## Do this
Take every line from the material that has the word "JSON" in it.

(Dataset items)
= = = = = = =
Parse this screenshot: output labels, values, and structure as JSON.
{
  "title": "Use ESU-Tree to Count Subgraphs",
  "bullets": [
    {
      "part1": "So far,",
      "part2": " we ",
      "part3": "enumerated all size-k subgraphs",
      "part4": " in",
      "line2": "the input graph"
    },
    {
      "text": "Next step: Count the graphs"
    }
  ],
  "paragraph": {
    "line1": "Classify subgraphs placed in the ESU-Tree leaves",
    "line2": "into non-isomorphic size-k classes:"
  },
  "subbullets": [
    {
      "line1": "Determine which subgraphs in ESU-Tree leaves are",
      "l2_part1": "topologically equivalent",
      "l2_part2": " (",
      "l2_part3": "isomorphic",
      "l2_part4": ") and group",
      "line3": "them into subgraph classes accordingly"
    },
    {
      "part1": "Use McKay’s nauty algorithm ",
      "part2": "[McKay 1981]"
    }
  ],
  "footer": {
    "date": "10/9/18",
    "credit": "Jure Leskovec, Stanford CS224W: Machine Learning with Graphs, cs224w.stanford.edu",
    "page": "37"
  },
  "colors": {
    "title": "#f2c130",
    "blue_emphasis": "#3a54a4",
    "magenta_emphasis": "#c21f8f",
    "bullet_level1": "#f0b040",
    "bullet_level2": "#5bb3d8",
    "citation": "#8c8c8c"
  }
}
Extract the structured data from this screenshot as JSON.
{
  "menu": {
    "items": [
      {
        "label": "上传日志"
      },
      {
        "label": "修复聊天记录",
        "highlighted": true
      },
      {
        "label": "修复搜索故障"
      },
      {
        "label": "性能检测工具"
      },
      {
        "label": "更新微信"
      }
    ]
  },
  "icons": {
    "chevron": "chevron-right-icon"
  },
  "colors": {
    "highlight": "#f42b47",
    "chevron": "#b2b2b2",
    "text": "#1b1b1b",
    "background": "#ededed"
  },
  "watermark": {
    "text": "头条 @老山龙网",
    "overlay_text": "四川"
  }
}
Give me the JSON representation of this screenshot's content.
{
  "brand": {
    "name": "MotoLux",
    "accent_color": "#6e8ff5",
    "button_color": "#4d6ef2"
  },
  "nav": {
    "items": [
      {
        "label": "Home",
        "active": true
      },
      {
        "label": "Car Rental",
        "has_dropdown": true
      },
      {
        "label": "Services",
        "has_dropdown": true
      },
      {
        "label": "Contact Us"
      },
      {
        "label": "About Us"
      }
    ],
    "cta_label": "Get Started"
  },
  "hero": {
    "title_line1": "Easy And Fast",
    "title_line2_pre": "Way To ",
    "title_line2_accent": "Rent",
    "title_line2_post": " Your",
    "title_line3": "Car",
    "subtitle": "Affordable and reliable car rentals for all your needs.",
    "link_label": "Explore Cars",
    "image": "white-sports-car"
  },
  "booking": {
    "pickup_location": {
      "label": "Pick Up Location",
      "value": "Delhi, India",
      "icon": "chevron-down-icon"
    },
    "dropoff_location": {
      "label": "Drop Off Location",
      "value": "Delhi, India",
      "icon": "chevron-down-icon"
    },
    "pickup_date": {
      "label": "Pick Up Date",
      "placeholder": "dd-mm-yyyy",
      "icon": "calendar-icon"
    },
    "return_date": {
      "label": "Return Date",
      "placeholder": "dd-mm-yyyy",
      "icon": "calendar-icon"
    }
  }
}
= = = = = = =
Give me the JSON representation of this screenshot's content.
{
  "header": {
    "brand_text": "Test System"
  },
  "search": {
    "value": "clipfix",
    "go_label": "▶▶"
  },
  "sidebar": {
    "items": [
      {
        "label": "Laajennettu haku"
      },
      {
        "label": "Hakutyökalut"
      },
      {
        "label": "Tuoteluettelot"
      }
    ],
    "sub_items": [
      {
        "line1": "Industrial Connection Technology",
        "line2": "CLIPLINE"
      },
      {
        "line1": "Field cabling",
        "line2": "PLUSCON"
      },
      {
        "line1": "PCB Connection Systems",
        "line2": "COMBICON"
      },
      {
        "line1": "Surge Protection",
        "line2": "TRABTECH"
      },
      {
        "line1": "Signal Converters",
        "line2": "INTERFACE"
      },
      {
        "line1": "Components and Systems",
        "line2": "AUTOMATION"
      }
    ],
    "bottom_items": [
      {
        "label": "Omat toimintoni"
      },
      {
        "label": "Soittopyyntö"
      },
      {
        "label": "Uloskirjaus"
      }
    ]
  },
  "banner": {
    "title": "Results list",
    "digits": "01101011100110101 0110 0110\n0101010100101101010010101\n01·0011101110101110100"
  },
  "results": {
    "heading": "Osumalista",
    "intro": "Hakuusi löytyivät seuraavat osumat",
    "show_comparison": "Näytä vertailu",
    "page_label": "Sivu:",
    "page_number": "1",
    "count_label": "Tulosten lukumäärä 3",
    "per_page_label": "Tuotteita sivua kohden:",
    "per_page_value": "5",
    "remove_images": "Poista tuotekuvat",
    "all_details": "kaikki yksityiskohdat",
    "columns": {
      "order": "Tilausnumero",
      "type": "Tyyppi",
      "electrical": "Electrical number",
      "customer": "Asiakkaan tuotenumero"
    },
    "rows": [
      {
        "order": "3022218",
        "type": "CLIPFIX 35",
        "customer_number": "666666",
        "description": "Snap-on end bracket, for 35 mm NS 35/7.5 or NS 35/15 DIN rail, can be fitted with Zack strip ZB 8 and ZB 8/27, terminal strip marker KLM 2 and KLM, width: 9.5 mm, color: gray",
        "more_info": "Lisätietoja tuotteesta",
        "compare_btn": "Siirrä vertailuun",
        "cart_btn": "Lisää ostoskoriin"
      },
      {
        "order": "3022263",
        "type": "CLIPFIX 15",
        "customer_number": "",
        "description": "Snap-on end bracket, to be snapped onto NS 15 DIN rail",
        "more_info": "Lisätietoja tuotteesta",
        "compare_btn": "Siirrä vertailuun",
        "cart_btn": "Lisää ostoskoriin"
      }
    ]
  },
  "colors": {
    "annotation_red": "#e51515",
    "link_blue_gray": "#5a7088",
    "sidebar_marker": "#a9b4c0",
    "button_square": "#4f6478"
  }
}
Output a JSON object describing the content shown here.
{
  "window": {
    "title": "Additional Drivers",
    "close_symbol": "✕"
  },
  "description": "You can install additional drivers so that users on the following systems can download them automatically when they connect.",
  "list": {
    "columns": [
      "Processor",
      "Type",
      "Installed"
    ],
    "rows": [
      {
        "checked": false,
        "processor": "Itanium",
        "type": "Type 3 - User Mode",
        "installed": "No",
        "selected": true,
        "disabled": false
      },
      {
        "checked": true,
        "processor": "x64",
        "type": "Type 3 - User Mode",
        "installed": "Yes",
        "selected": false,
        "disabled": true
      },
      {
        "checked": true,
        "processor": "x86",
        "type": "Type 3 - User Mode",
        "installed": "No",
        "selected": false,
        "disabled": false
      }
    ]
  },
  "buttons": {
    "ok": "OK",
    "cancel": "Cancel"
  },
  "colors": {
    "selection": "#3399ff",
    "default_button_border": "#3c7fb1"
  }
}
= = = = = = =
## Solution to this task
Parse this screenshot: output labels, values, and structure as JSON.
Extract the structured data from this screenshot as JSON.
Give me the JSON representation of this screenshot's content.
Give me the JSON representation of this screenshot's content.
Output a JSON object describing the content shown here.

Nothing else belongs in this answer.